Instruction: Each line of the listing that contains the word "city" is to be copied.

Begin Data provided

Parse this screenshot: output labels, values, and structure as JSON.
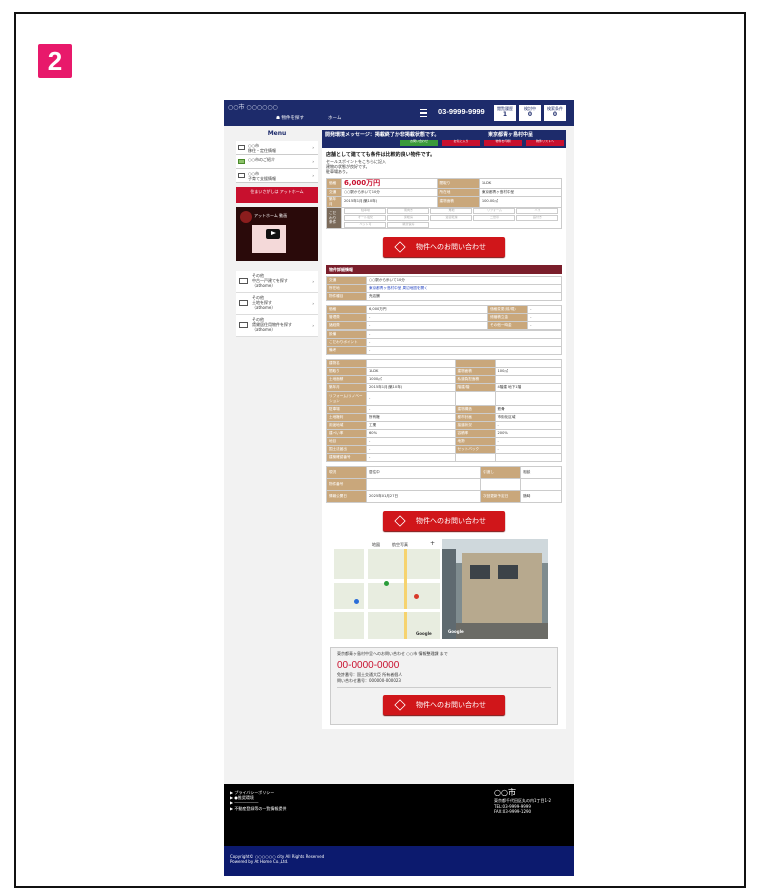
{
  "step_badge": "2",
  "header": {
    "brand": "○○市 ○○○○○○",
    "nav1": "☗ 物件を探す",
    "nav2": "ホーム",
    "tel": "03-9999-9999",
    "mini_buttons": [
      {
        "label": "閲覧履歴",
        "count": "1"
      },
      {
        "label": "検討中",
        "count": "0"
      },
      {
        "label": "検索条件",
        "count": "0"
      }
    ]
  },
  "sidebar": {
    "menu_title": "Menu",
    "items": [
      {
        "label": "○○市\n移住・定住情報"
      },
      {
        "label": "○○市のご紹介"
      },
      {
        "label": "○○市\n子育て支援情報"
      }
    ],
    "red_box": "住まいさがしは アットホーム",
    "video_title": "アットホーム 動画",
    "links": [
      {
        "label": "その他\n中古一戸建てを探す\n（athome）"
      },
      {
        "label": "その他\n土地を探す\n（athome）"
      },
      {
        "label": "その他\n賃貸居住用物件を探す\n（athome）"
      }
    ]
  },
  "alert": {
    "message": "開発環境メッセージ：掲載終了か非掲載状態です。",
    "company": "東京都青ヶ島村中呈",
    "buttons": [
      "お問い合わせ",
      "お気に入り",
      "物件を印刷",
      "物件リストへ"
    ]
  },
  "intro": {
    "headline": "店舗として建てても条件は比較的良い物件です。",
    "lines": [
      "セールスポイントをこちらに記入",
      "建物の状態が良好です。",
      "駐車場あり。"
    ]
  },
  "summary": {
    "rows": [
      {
        "k1": "価格",
        "v1": "6,000万円",
        "k2": "間取り",
        "v2": "1LDK"
      },
      {
        "k1": "交通",
        "v1": "○○駅から歩いて10分",
        "k2": "所在地",
        "v2": "東京都青ヶ島村中呈"
      },
      {
        "k1": "築年月",
        "v1": "2015年1月(築10年)",
        "k2": "建物面積",
        "v2": "100.00㎡"
      }
    ],
    "tags_label": "こだわり条件",
    "tags": [
      "駐車場",
      "南向き",
      "角地",
      "リフォーム",
      "バス",
      "オール電化",
      "床暖房",
      "浴室乾燥",
      "二世帯",
      "庭付き",
      "ペット可",
      "眺望良好"
    ]
  },
  "cta_label": "物件へのお問い合わせ",
  "detail": {
    "title": "物件詳細情報",
    "rows1": [
      {
        "k": "交通",
        "v": "○○駅から歩いて10分"
      },
      {
        "k": "所在地",
        "v": "東京都青ヶ島村中呈 周辺地図を開く"
      },
      {
        "k": "物件種目",
        "v": "売店舗"
      }
    ],
    "rows2": [
      {
        "k1": "価格",
        "v1": "6,000万円",
        "k2": "価格変更(前/現)",
        "v2": "-"
      },
      {
        "k1": "管理費",
        "v1": "-",
        "k2": "修繕積立金",
        "v2": "-"
      },
      {
        "k1": "諸経費",
        "v1": "-",
        "k2": "その他一時金",
        "v2": "-"
      }
    ],
    "rows3": [
      {
        "k": "設備",
        "v": "-"
      },
      {
        "k": "こだわりポイント",
        "v": "-"
      },
      {
        "k": "備考",
        "v": "-"
      }
    ],
    "rows4": [
      {
        "k1": "建物名",
        "v1": "",
        "k2": "",
        "v2": ""
      },
      {
        "k1": "間取り",
        "v1": "1LDK",
        "k2": "建物面積",
        "v2": "100㎡"
      },
      {
        "k1": "土地面積",
        "v1": "1000㎡",
        "k2": "私道負担面積",
        "v2": ""
      },
      {
        "k1": "築年月",
        "v1": "2015年1月(築10年)",
        "k2": "階建/階",
        "v2": "4階建 地下1階"
      },
      {
        "k1": "リフォーム/リノベーション",
        "v1": "-",
        "k2": "",
        "v2": ""
      },
      {
        "k1": "駐車場",
        "v1": "-",
        "k2": "建物構造",
        "v2": "鉄骨"
      },
      {
        "k1": "土地権利",
        "v1": "所有権",
        "k2": "都市計画",
        "v2": "市街化区域"
      },
      {
        "k1": "用途地域",
        "v1": "工業",
        "k2": "接道状況",
        "v2": "-"
      },
      {
        "k1": "建ぺい率",
        "v1": "60%",
        "k2": "容積率",
        "v2": "200%"
      },
      {
        "k1": "地目",
        "v1": "-",
        "k2": "地勢",
        "v2": "-"
      },
      {
        "k1": "国土法届出",
        "v1": "-",
        "k2": "セットバック",
        "v2": "-"
      },
      {
        "k1": "建築確認番号",
        "v1": "-",
        "k2": "",
        "v2": ""
      }
    ],
    "rows5": [
      {
        "k1": "現況",
        "v1": "居住中",
        "k2": "引渡し",
        "v2": "相談"
      },
      {
        "k1": "物件番号",
        "v1": "",
        "k2": "",
        "v2": ""
      },
      {
        "k1": "情報公開日",
        "v1": "2025年01月27日",
        "k2": "次回更新予定日",
        "v2": "随時"
      }
    ]
  },
  "map": {
    "tab1": "地図",
    "tab2": "航空写真",
    "credit": "Google"
  },
  "contact": {
    "lead": "東京都青ヶ島村中呈へのお問い合わせ ○○市 情報整理課 まで",
    "tel": "00-0000-0000",
    "line1": "免許番号：国土交通大臣 所有者個人",
    "line2": "問い合わせ番号：000000-000023"
  },
  "footer": {
    "links": [
      "▶ プライバシーポリシー",
      "▶ ●推奨環境",
      "▶ ――――――",
      "▶ 不動産登録等の一覧情報提供"
    ],
    "city": "○○市",
    "addr": "東京都千代田区丸の内1丁目1-2",
    "tel": "TEL:03-9999-9999",
    "fax": "FAX:03-9999-1290",
    "copyright": "Copyright© ○○○○○○ city All Rights Reserved",
    "powered": "Powered by At Home Co.,Ltd."
  }
}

End Data provided

Solution for this exercise:
    "city": "○○市",
    "copyright": "Copyright© ○○○○○○ city All Rights Reserved",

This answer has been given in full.